An exact copy of every record, without the pictures, is what should come back.

--- ENTRIES SHOWN Enclosed Below ---

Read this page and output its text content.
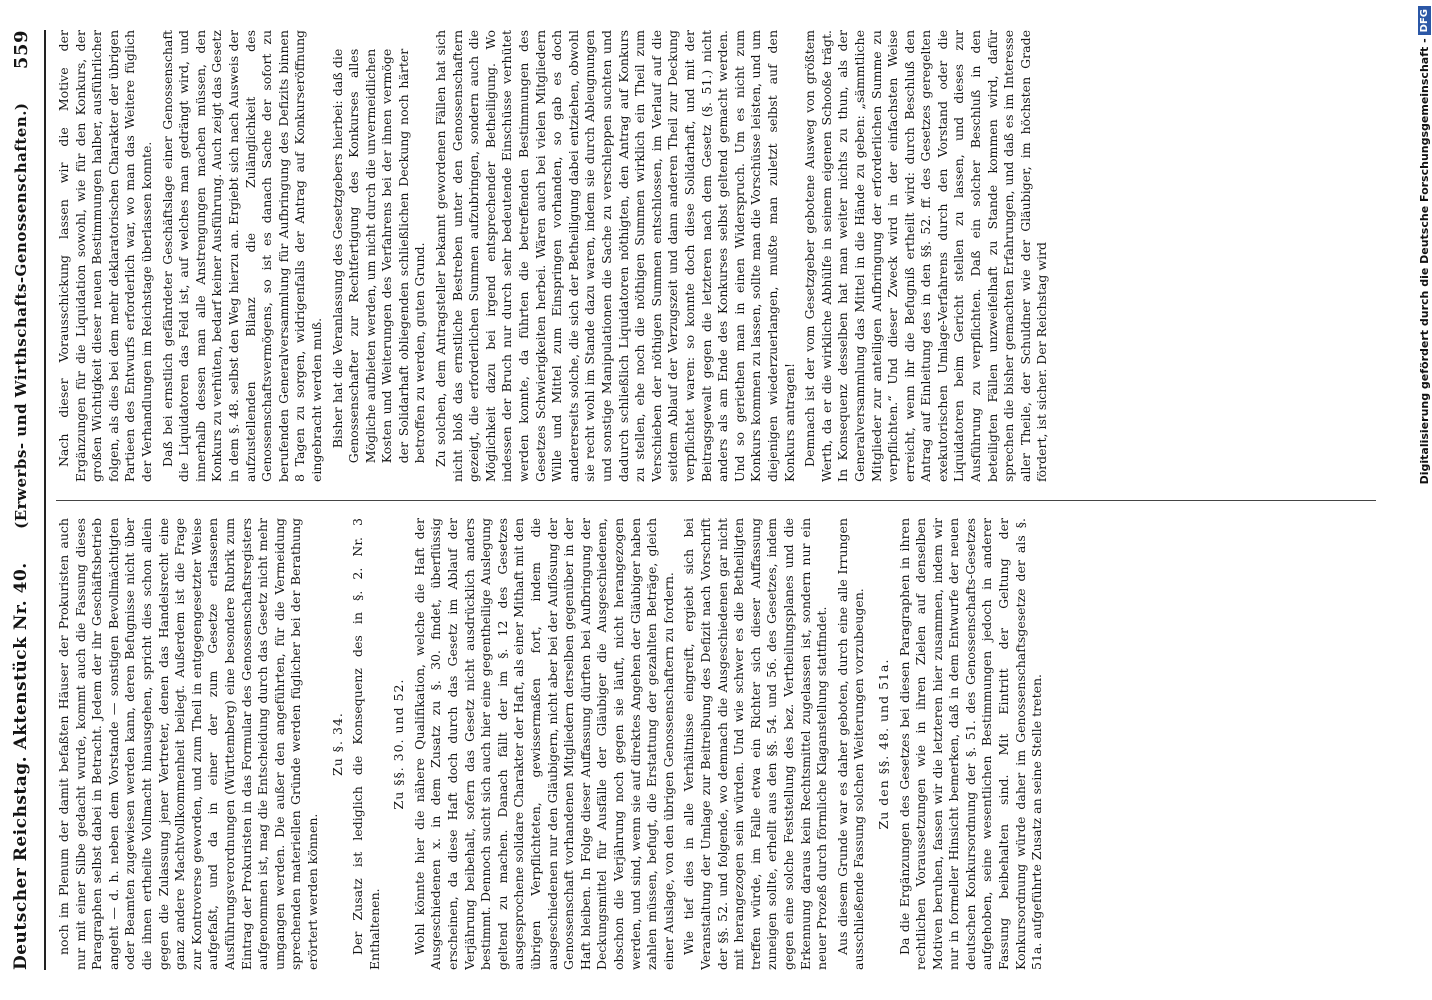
Deutscher Reichstag. Aktenstück Nr. 40.
(Erwerbs- und Wirthschafts-Genossenschaften.)
559

noch im Plenum der damit befaßten Häuser der Prokuristen auch nur mit einer Silbe gedacht wurde, kommt auch die Fassung dieses Paragraphen selbst dabei in Betracht. Jedem der ihr Geschäftsbetrieb angeht — d. h. neben dem Vorstande — sonstigen Bevollmächtigten oder Beamten zugewiesen werden kann, deren Befugnisse nicht über die ihnen ertheilte Vollmacht hinausgehen, spricht dies schon allein gegen die Zulassung jener Vertreter, denen das Handelsrecht eine ganz andere Machtvollkommenheit beilegt. Außerdem ist die Frage zur Kontroverse geworden, und zum Theil in entgegengesetzter Weise aufgefaßt, und da in einer der zum Gesetze erlassenen Ausführungsverordnungen (Württemberg) eine besondere Rubrik zum Eintrag der Prokuristen in das Formular des Genossenschaftsregisters aufgenommen ist, mag die Entscheidung durch das Gesetz nicht mehr umgangen werden. Die außer den angeführten, für die Vermeidung sprechenden materiellen Gründe werden füglicher bei der Berathung erörtert werden können.

Zu §. 34. Der Zusatz ist lediglich die Konsequenz des in §. 2. Nr. 3 Enthaltenen.

Zu §§. 30. und 52. Wohl könnte hier die nähere Qualifikation, welche die Haft der Ausgeschiedenen x. in dem Zusatz zu §. 30. findet, überflüssig erscheinen, da diese Haft doch durch das Gesetz im Ablauf der Verjährung beibehalt, sofern das Gesetz nicht ausdrücklich anders bestimmt. Dennoch sucht sich auch hier eine gegentheilige Auslegung geltend zu machen. Danach fällt der im §. 12 des Gesetzes ausgesprochene solidare Charakter der Haft, als einer Mithaft mit den übrigen Verpflichteten, gewissermaßen fort, indem die ausgeschiedenen nur den Gläubigern, nicht aber bei der Auflösung der Genossenschaft vorhandenen Mitgliedern derselben gegenüber in der Haft bleiben. In Folge dieser Auffassung dürften bei Aufbringung der Deckungsmittel für Ausfälle der Gläubiger die Ausgeschiedenen, obschon die Verjährung noch gegen sie läuft, nicht herangezogen werden, und sind, wenn sie auf direktes Angehen der Gläubiger haben zahlen müssen, befugt, die Erstattung der gezahlten Beträge, gleich einer Auslage, von den übrigen Genossenschaftern zu fordern. Wie tief dies in alle Verhältnisse eingreift, ergiebt sich bei Veranstaltung der Umlage zur Beitreibung des Defizit nach Vorschrift der §§. 52. und folgende, wo demnach die Ausgeschiedenen gar nicht mit herangezogen sein würden. Und wie schwer es die Betheiligten treffen würde, im Falle etwa ein Richter sich dieser Auffassung zuneigen sollte, erhellt aus den §§. 54. und 56. des Gesetzes, indem gegen eine solche Feststellung des bez. Vertheilungsplanes und die Erkennung daraus kein Rechtsmittel zugelassen ist, sondern nur ein neuer Prozeß durch förmliche Klaganstellung stattfindet. Aus diesem Grunde war es daher geboten, durch eine alle Irrungen ausschließende Fassung solchen Weiterungen vorzubeugen. Zu den §§. 48. und 51a. Da die Ergänzungen des Gesetzes bei diesen Paragraphen in ihren rechtlichen Voraussetzungen wie in ihren Zielen auf denselben Motiven beruhen, fassen wir die letzteren hier zusammen, indem wir nur in formeller Hinsicht bemerken, daß in dem Entwurfe der neuen deutschen Konkursordnung der §. 51. des Genossenschafts-Gesetzes aufgehoben, seine wesentlichen Bestimmungen jedoch in anderer Fassung beibehalten sind. Mit Eintritt der Geltung der Konkursordnung würde daher im Genossenschaftsgesetze der als §. 51a. aufgeführte Zusatz an seine Stelle treten.

Nach dieser Vorausschickung lassen wir die Motive der Ergänzungen für die Liquidation sowohl, wie für den Konkurs, der großen Wichtigkeit dieser neuen Bestimmungen halber, ausführlicher folgen, als dies bei dem mehr deklaratorischen Charakter der übrigen Partieen des Entwurfs erforderlich war, wo man das Weitere füglich der Verhandlungen im Reichstage überlassen konnte. Daß bei ernstlich gefährdeter Geschäftslage einer Genossenschaft die Liquidatoren das Feld ist, auf welches man gedrängt wird, und innerhalb dessen man alle Anstrengungen machen müssen, den Konkurs zu verhüten, bedarf keiner Ausführung. Auch zeigt das Gesetz in dem §. 48. selbst den Weg hierzu an. Ergiebt sich nach Ausweis der aufzustellenden Bilanz die Zulänglichkeit des Genossenschaftsvermögens, so ist es danach Sache der sofort zu berufenden Generalversammlung für Aufbringung des Defizits binnen 8 Tagen zu sorgen, widrigenfalls der Antrag auf Konkurseröffnung eingebracht werden muß. Bisher hat die Veranlassung des Gesetzgebers hierbei: daß die Genossenschafter zur Rechtfertigung des Konkurses alles Mögliche aufbieten werden, um nicht durch die unvermeidlichen Kosten und Weiterungen des Verfahrens bei der ihnen vermöge der Solidarhaft obliegenden schließlichen Deckung noch härter betroffen zu werden, guten Grund. Zu solchen, dem Antragsteller bekannt gewordenen Fällen hat sich nicht bloß das ernstliche Bestreben unter den Genossenschaftern gezeigt, die erforderlichen Summen aufzubringen, sondern auch die Möglichkeit dazu bei irgend entsprechender Betheiligung. Wo indessen der Bruch nur durch sehr bedeutende Einschüsse verhütet werden konnte, da führten die betreffenden Bestimmungen des Gesetzes Schwierigkeiten herbei. Wären auch bei vielen Mitgliedern Wille und Mittel zum Einspringen vorhanden, so gab es doch andererseits solche, die sich der Betheiligung dabei entziehen, obwohl sie recht wohl im Stande dazu waren, indem sie durch Ableugnungen und sonstige Manipulationen die Sache zu verschleppen suchten und dadurch schließlich Liquidatoren nöthigten, den Antrag auf Konkurs zu stellen, ehe noch die nöthigen Summen wirklich ein Theil zum Verschieben der nöthigen Summen entschlossen, im Verlauf auf die seitdem Ablauf der Verzugszeit und dann anderen Theil zur Deckung verpflichtet waren: so konnte doch diese Solidarhaft, und mit der Beitragsgewalt gegen die letzteren nach dem Gesetz (§. 51.) nicht anders als am Ende des Konkurses selbst geltend gemacht werden. Und so geriethen man in einen Widerspruch. Um es nicht zum Konkurs kommen zu lassen, sollte man die Vorschüsse leisten, und um diejenigen wiederzuerlangen, mußte man zuletzt selbst auf den Konkurs antragen! Demnach ist der vom Gesetzgeber gebotene Ausweg von größtem Werth, da er die wirkliche Abhülfe in seinem eigenen Schooße trägt. In Konsequenz desselben hat man weiter nichts zu thun, als der Generalversammlung das Mittel in die Hände zu geben: „sämmtliche Mitglieder zur anteiligen Aufbringung der erforderlichen Summe zu verpflichten.“ Und dieser Zweck wird in der einfachsten Weise erreicht, wenn ihr die Befugniß ertheilt wird: durch Beschluß den Antrag auf Einleitung des in den §§. 52. ff. des Gesetzes geregelten exekutorischen Umlage-Verfahrens durch den Vorstand oder die Liquidatoren beim Gericht stellen zu lassen, und dieses zur Ausführung zu verpflichten. Daß ein solcher Beschluß in den beteiligten Fällen unzweifelhaft zu Stande kommen wird, dafür sprechen die bisher gemachten Erfahrungen, und daß es im Interesse aller Theile, der Schuldner wie der Gläubiger, im höchsten Grade fördert, ist sicher. Der Reichstag wird	Digitalisierung gefördert durch die Deutsche Forschungsgemeinschaft -
DFG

--- End of Enclosed ENTRIES SHOWN ---

§ ANSWER BELOW:
Read this page and output its text content.
Deutscher Reichstag. Aktenstück Nr. 40.
(Erwerbs- und Wirthschafts-Genossenschaften.)
559

noch im Plenum der damit befaßten Häuser der Prokuristen auch nur mit einer Silbe gedacht wurde, kommt auch die Fassung dieses Paragraphen selbst dabei in Betracht. Jedem der ihr Geschäftsbetrieb angeht — d. h. neben dem Vorstande — sonstigen Bevollmächtigten oder Beamten zugewiesen werden kann, deren Befugnisse nicht über die ihnen ertheilte Vollmacht hinausgehen, spricht dies schon allein gegen die Zulassung jener Vertreter, denen das Handelsrecht eine ganz andere Machtvollkommenheit beilegt. Außerdem ist die Frage zur Kontroverse geworden, und zum Theil in entgegengesetzter Weise aufgefaßt, und da in einer der zum Gesetze erlassenen Ausführungsverordnungen (Württemberg) eine besondere Rubrik zum Eintrag der Prokuristen in das Formular des Genossenschaftsregisters aufgenommen ist, mag die Entscheidung durch das Gesetz nicht mehr umgangen werden. Die außer den angeführten, für die Vermeidung sprechenden materiellen Gründe werden füglicher bei der Berathung erörtert werden können.

Zu §. 34. Der Zusatz ist lediglich die Konsequenz des in §. 2. Nr. 3 Enthaltenen.

Zu §§. 30. und 52. Wohl könnte hier die nähere Qualifikation, welche die Haft der Ausgeschiedenen x. in dem Zusatz zu §. 30. findet, überflüssig erscheinen, da diese Haft doch durch das Gesetz im Ablauf der Verjährung beibehalt, sofern das Gesetz nicht ausdrücklich anders bestimmt. Dennoch sucht sich auch hier eine gegentheilige Auslegung geltend zu machen. Danach fällt der im §. 12 des Gesetzes ausgesprochene solidare Charakter der Haft, als einer Mithaft mit den übrigen Verpflichteten, gewissermaßen fort, indem die ausgeschiedenen nur den Gläubigern, nicht aber bei der Auflösung der Genossenschaft vorhandenen Mitgliedern derselben gegenüber in der Haft bleiben. In Folge dieser Auffassung dürften bei Aufbringung der Deckungsmittel für Ausfälle der Gläubiger die Ausgeschiedenen, obschon die Verjährung noch gegen sie läuft, nicht herangezogen werden, und sind, wenn sie auf direktes Angehen der Gläubiger haben zahlen müssen, befugt, die Erstattung der gezahlten Beträge, gleich einer Auslage, von den übrigen Genossenschaftern zu fordern. Wie tief dies in alle Verhältnisse eingreift, ergiebt sich bei Veranstaltung der Umlage zur Beitreibung des Defizit nach Vorschrift der §§. 52. und folgende, wo demnach die Ausgeschiedenen gar nicht mit herangezogen sein würden. Und wie schwer es die Betheiligten treffen würde, im Falle etwa ein Richter sich dieser Auffassung zuneigen sollte, erhellt aus den §§. 54. und 56. des Gesetzes, indem gegen eine solche Feststellung des bez. Vertheilungsplanes und die Erkennung daraus kein Rechtsmittel zugelassen ist, sondern nur ein neuer Prozeß durch förmliche Klaganstellung stattfindet. Aus diesem Grunde war es daher geboten, durch eine alle Irrungen ausschließende Fassung solchen Weiterungen vorzubeugen. Zu den §§. 48. und 51a. Da die Ergänzungen des Gesetzes bei diesen Paragraphen in ihren rechtlichen Voraussetzungen wie in ihren Zielen auf denselben Motiven beruhen, fassen wir die letzteren hier zusammen, indem wir nur in formeller Hinsicht bemerken, daß in dem Entwurfe der neuen deutschen Konkursordnung der §. 51. des Genossenschafts-Gesetzes aufgehoben, seine wesentlichen Bestimmungen jedoch in anderer Fassung beibehalten sind. Mit Eintritt der Geltung der Konkursordnung würde daher im Genossenschaftsgesetze der als §. 51a. aufgeführte Zusatz an seine Stelle treten.

Nach dieser Vorausschickung lassen wir die Motive der Ergänzungen für die Liquidation sowohl, wie für den Konkurs, der großen Wichtigkeit dieser neuen Bestimmungen halber, ausführlicher folgen, als dies bei dem mehr deklaratorischen Charakter der übrigen Partieen des Entwurfs erforderlich war, wo man das Weitere füglich der Verhandlungen im Reichstage überlassen konnte. Daß bei ernstlich gefährdeter Geschäftslage einer Genossenschaft die Liquidatoren das Feld ist, auf welches man gedrängt wird, und innerhalb dessen man alle Anstrengungen machen müssen, den Konkurs zu verhüten, bedarf keiner Ausführung. Auch zeigt das Gesetz in dem §. 48. selbst den Weg hierzu an. Ergiebt sich nach Ausweis der aufzustellenden Bilanz die Zulänglichkeit des Genossenschaftsvermögens, so ist es danach Sache der sofort zu berufenden Generalversammlung für Aufbringung des Defizits binnen 8 Tagen zu sorgen, widrigenfalls der Antrag auf Konkurseröffnung eingebracht werden muß. Bisher hat die Veranlassung des Gesetzgebers hierbei: daß die Genossenschafter zur Rechtfertigung des Konkurses alles Mögliche aufbieten werden, um nicht durch die unvermeidlichen Kosten und Weiterungen des Verfahrens bei der ihnen vermöge der Solidarhaft obliegenden schließlichen Deckung noch härter betroffen zu werden, guten Grund. Zu solchen, dem Antragsteller bekannt gewordenen Fällen hat sich nicht bloß das ernstliche Bestreben unter den Genossenschaftern gezeigt, die erforderlichen Summen aufzubringen, sondern auch die Möglichkeit dazu bei irgend entsprechender Betheiligung. Wo indessen der Bruch nur durch sehr bedeutende Einschüsse verhütet werden konnte, da führten die betreffenden Bestimmungen des Gesetzes Schwierigkeiten herbei. Wären auch bei vielen Mitgliedern Wille und Mittel zum Einspringen vorhanden, so gab es doch andererseits solche, die sich der Betheiligung dabei entziehen, obwohl sie recht wohl im Stande dazu waren, indem sie durch Ableugnungen und sonstige Manipulationen die Sache zu verschleppen suchten und dadurch schließlich Liquidatoren nöthigten, den Antrag auf Konkurs zu stellen, ehe noch die nöthigen Summen wirklich ein Theil zum Verschieben der nöthigen Summen entschlossen, im Verlauf auf die seitdem Ablauf der Verzugszeit und dann anderen Theil zur Deckung verpflichtet waren: so konnte doch diese Solidarhaft, und mit der Beitragsgewalt gegen die letzteren nach dem Gesetz (§. 51.) nicht anders als am Ende des Konkurses selbst geltend gemacht werden. Und so geriethen man in einen Widerspruch. Um es nicht zum Konkurs kommen zu lassen, sollte man die Vorschüsse leisten, und um diejenigen wiederzuerlangen, mußte man zuletzt selbst auf den Konkurs antragen! Demnach ist der vom Gesetzgeber gebotene Ausweg von größtem Werth, da er die wirkliche Abhülfe in seinem eigenen Schooße trägt. In Konsequenz desselben hat man weiter nichts zu thun, als der Generalversammlung das Mittel in die Hände zu geben: „sämmtliche Mitglieder zur anteiligen Aufbringung der erforderlichen Summe zu verpflichten.“ Und dieser Zweck wird in der einfachsten Weise erreicht, wenn ihr die Befugniß ertheilt wird: durch Beschluß den Antrag auf Einleitung des in den §§. 52. ff. des Gesetzes geregelten exekutorischen Umlage-Verfahrens durch den Vorstand oder die Liquidatoren beim Gericht stellen zu lassen, und dieses zur Ausführung zu verpflichten. Daß ein solcher Beschluß in den beteiligten Fällen unzweifelhaft zu Stande kommen wird, dafür sprechen die bisher gemachten Erfahrungen, und daß es im Interesse aller Theile, der Schuldner wie der Gläubiger, im höchsten Grade fördert, ist sicher. Der Reichstag wird	Digitalisierung gefördert durch die Deutsche Forschungsgemeinschaft -
DFG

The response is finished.